### What you are asked to do:
Please retype the records below exactly, leaving out any pictures.

Recorded data:
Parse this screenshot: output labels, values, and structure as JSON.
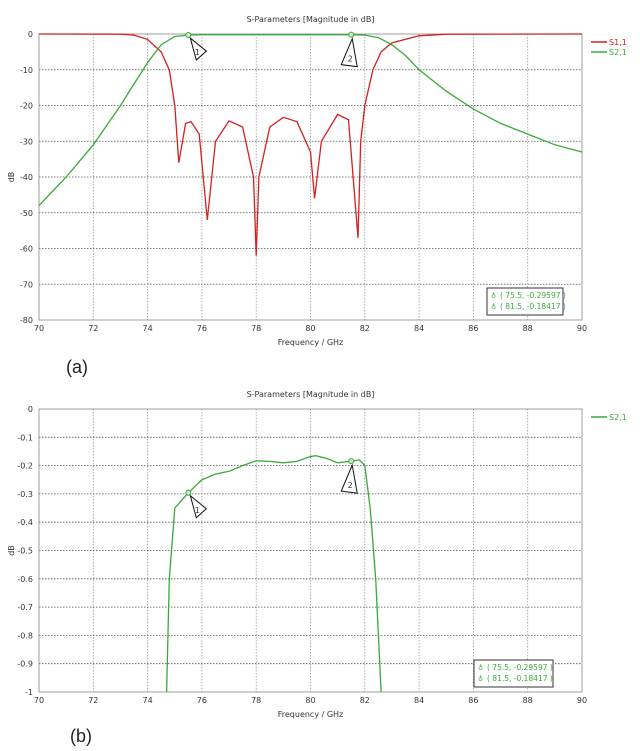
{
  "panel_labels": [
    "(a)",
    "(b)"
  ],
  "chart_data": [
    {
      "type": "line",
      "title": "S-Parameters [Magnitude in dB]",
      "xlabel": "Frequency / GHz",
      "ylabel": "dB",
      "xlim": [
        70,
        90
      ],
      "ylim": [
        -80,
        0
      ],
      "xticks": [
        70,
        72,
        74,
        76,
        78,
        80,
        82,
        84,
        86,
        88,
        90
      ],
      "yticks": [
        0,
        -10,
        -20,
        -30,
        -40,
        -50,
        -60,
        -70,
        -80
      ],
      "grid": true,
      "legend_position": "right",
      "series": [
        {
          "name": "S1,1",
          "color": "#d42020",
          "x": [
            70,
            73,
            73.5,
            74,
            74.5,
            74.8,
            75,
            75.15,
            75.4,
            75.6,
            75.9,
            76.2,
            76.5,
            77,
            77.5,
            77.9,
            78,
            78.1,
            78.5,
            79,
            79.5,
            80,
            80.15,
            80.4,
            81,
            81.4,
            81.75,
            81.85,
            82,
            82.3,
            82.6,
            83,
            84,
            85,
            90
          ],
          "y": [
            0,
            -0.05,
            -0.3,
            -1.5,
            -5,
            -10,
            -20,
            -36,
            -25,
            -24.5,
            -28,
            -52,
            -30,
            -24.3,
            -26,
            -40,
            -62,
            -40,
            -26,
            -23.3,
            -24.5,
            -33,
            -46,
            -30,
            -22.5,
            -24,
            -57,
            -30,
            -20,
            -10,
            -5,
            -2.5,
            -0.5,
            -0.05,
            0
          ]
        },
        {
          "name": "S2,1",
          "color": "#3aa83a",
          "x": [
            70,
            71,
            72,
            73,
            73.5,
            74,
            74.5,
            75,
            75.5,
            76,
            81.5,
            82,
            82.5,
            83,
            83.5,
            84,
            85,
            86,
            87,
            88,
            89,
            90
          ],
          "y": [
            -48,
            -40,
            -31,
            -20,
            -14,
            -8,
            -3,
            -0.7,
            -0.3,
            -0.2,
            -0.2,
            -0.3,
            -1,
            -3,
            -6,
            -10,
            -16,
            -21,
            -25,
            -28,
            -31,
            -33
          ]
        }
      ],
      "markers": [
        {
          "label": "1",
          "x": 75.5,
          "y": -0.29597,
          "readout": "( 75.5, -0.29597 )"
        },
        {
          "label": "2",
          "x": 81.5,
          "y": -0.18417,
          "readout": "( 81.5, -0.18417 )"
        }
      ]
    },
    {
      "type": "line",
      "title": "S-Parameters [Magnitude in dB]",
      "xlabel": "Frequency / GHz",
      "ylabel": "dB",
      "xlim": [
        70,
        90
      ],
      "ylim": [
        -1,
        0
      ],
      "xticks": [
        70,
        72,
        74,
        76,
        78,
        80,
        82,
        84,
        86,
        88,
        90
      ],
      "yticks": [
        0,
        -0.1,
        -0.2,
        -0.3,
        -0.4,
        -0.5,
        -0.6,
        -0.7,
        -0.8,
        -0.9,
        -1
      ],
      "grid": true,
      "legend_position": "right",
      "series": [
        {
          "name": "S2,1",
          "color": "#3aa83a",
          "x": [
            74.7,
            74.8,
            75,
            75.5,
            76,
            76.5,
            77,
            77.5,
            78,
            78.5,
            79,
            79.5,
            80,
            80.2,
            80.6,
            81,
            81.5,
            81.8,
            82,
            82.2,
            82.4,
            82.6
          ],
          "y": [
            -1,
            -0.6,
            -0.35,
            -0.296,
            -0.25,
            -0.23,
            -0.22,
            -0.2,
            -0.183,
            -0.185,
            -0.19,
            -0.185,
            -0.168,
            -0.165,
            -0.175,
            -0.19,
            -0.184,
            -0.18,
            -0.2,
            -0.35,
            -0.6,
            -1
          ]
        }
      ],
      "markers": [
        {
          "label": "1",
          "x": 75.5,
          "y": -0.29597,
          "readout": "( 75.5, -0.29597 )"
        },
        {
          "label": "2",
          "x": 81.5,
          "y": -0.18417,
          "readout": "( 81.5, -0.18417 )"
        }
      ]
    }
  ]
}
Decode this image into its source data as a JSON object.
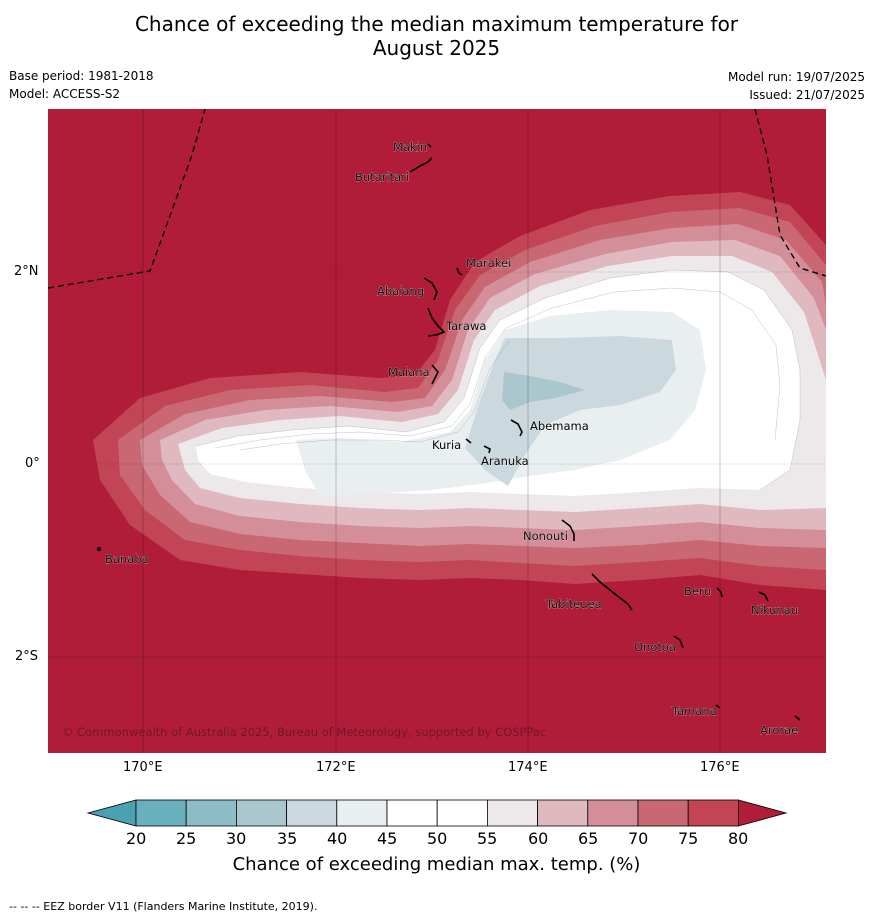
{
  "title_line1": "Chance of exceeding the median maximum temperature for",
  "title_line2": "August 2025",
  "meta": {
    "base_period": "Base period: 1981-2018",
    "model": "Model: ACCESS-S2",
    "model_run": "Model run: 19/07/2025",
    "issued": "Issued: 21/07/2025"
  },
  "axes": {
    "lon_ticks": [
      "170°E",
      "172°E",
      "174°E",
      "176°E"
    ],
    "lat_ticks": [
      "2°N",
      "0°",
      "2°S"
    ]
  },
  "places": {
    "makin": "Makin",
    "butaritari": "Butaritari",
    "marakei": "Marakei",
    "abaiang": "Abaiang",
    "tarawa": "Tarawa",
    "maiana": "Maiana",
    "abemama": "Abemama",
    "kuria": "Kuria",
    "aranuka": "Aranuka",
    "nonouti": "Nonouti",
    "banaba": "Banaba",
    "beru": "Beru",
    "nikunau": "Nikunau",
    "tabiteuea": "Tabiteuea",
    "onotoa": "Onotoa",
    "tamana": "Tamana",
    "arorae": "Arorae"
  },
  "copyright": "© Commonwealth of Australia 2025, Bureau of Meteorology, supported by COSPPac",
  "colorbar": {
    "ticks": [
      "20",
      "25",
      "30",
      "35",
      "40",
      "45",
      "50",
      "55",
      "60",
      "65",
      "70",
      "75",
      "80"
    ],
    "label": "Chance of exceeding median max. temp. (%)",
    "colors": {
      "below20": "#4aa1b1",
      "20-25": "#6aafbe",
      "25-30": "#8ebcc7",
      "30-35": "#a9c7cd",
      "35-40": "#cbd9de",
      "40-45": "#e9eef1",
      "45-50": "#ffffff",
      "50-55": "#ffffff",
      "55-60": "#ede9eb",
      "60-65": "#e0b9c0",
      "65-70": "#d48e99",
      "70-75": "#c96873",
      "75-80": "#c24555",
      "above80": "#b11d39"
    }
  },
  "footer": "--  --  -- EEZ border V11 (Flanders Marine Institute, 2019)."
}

### Task answer:
Parse this screenshot: output labels, values, and structure as JSON.
{
  "panel_labels": [
    "(a)",
    "(b)"
  ],
  "chart_data": [
    {
      "type": "line",
      "title": "S-Parameters [Magnitude in dB]",
      "xlabel": "Frequency / GHz",
      "ylabel": "dB",
      "xlim": [
        70,
        90
      ],
      "ylim": [
        -80,
        0
      ],
      "xticks": [
        70,
        72,
        74,
        76,
        78,
        80,
        82,
        84,
        86,
        88,
        90
      ],
      "yticks": [
        0,
        -10,
        -20,
        -30,
        -40,
        -50,
        -60,
        -70,
        -80
      ],
      "grid": true,
      "legend_position": "right",
      "series": [
        {
          "name": "S1,1",
          "color": "#d42020",
          "x": [
            70,
            73,
            73.5,
            74,
            74.5,
            74.8,
            75,
            75.15,
            75.4,
            75.6,
            75.9,
            76.2,
            76.5,
            77,
            77.5,
            77.9,
            78,
            78.1,
            78.5,
            79,
            79.5,
            80,
            80.15,
            80.4,
            81,
            81.4,
            81.75,
            81.85,
            82,
            82.3,
            82.6,
            83,
            84,
            85,
            90
          ],
          "y": [
            0,
            -0.05,
            -0.3,
            -1.5,
            -5,
            -10,
            -20,
            -36,
            -25,
            -24.5,
            -28,
            -52,
            -30,
            -24.3,
            -26,
            -40,
            -62,
            -40,
            -26,
            -23.3,
            -24.5,
            -33,
            -46,
            -30,
            -22.5,
            -24,
            -57,
            -30,
            -20,
            -10,
            -5,
            -2.5,
            -0.5,
            -0.05,
            0
          ]
        },
        {
          "name": "S2,1",
          "color": "#3aa83a",
          "x": [
            70,
            71,
            72,
            73,
            73.5,
            74,
            74.5,
            75,
            75.5,
            76,
            81.5,
            82,
            82.5,
            83,
            83.5,
            84,
            85,
            86,
            87,
            88,
            89,
            90
          ],
          "y": [
            -48,
            -40,
            -31,
            -20,
            -14,
            -8,
            -3,
            -0.7,
            -0.3,
            -0.2,
            -0.2,
            -0.3,
            -1,
            -3,
            -6,
            -10,
            -16,
            -21,
            -25,
            -28,
            -31,
            -33
          ]
        }
      ],
      "markers": [
        {
          "label": "1",
          "x": 75.5,
          "y": -0.29597,
          "readout": "( 75.5, -0.29597 )"
        },
        {
          "label": "2",
          "x": 81.5,
          "y": -0.18417,
          "readout": "( 81.5, -0.18417 )"
        }
      ]
    },
    {
      "type": "line",
      "title": "S-Parameters [Magnitude in dB]",
      "xlabel": "Frequency / GHz",
      "ylabel": "dB",
      "xlim": [
        70,
        90
      ],
      "ylim": [
        -1,
        0
      ],
      "xticks": [
        70,
        72,
        74,
        76,
        78,
        80,
        82,
        84,
        86,
        88,
        90
      ],
      "yticks": [
        0,
        -0.1,
        -0.2,
        -0.3,
        -0.4,
        -0.5,
        -0.6,
        -0.7,
        -0.8,
        -0.9,
        -1
      ],
      "grid": true,
      "legend_position": "right",
      "series": [
        {
          "name": "S2,1",
          "color": "#3aa83a",
          "x": [
            74.7,
            74.8,
            75,
            75.5,
            76,
            76.5,
            77,
            77.5,
            78,
            78.5,
            79,
            79.5,
            80,
            80.2,
            80.6,
            81,
            81.5,
            81.8,
            82,
            82.2,
            82.4,
            82.6
          ],
          "y": [
            -1,
            -0.6,
            -0.35,
            -0.296,
            -0.25,
            -0.23,
            -0.22,
            -0.2,
            -0.183,
            -0.185,
            -0.19,
            -0.185,
            -0.168,
            -0.165,
            -0.175,
            -0.19,
            -0.184,
            -0.18,
            -0.2,
            -0.35,
            -0.6,
            -1
          ]
        }
      ],
      "markers": [
        {
          "label": "1",
          "x": 75.5,
          "y": -0.29597,
          "readout": "( 75.5, -0.29597 )"
        },
        {
          "label": "2",
          "x": 81.5,
          "y": -0.18417,
          "readout": "( 81.5, -0.18417 )"
        }
      ]
    }
  ]
}
Decode this image into its source data as a JSON object.
{
  "title_line1": "Chance of exceeding the median maximum temperature for",
  "title_line2": "August 2025",
  "meta": {
    "base_period": "Base period: 1981-2018",
    "model": "Model: ACCESS-S2",
    "model_run": "Model run: 19/07/2025",
    "issued": "Issued: 21/07/2025"
  },
  "axes": {
    "lon_ticks": [
      "170°E",
      "172°E",
      "174°E",
      "176°E"
    ],
    "lat_ticks": [
      "2°N",
      "0°",
      "2°S"
    ]
  },
  "places": {
    "makin": "Makin",
    "butaritari": "Butaritari",
    "marakei": "Marakei",
    "abaiang": "Abaiang",
    "tarawa": "Tarawa",
    "maiana": "Maiana",
    "abemama": "Abemama",
    "kuria": "Kuria",
    "aranuka": "Aranuka",
    "nonouti": "Nonouti",
    "banaba": "Banaba",
    "beru": "Beru",
    "nikunau": "Nikunau",
    "tabiteuea": "Tabiteuea",
    "onotoa": "Onotoa",
    "tamana": "Tamana",
    "arorae": "Arorae"
  },
  "copyright": "© Commonwealth of Australia 2025, Bureau of Meteorology, supported by COSPPac",
  "colorbar": {
    "ticks": [
      "20",
      "25",
      "30",
      "35",
      "40",
      "45",
      "50",
      "55",
      "60",
      "65",
      "70",
      "75",
      "80"
    ],
    "label": "Chance of exceeding median max. temp. (%)",
    "colors": {
      "below20": "#4aa1b1",
      "20-25": "#6aafbe",
      "25-30": "#8ebcc7",
      "30-35": "#a9c7cd",
      "35-40": "#cbd9de",
      "40-45": "#e9eef1",
      "45-50": "#ffffff",
      "50-55": "#ffffff",
      "55-60": "#ede9eb",
      "60-65": "#e0b9c0",
      "65-70": "#d48e99",
      "70-75": "#c96873",
      "75-80": "#c24555",
      "above80": "#b11d39"
    }
  },
  "footer": "--  --  -- EEZ border V11 (Flanders Marine Institute, 2019)."
}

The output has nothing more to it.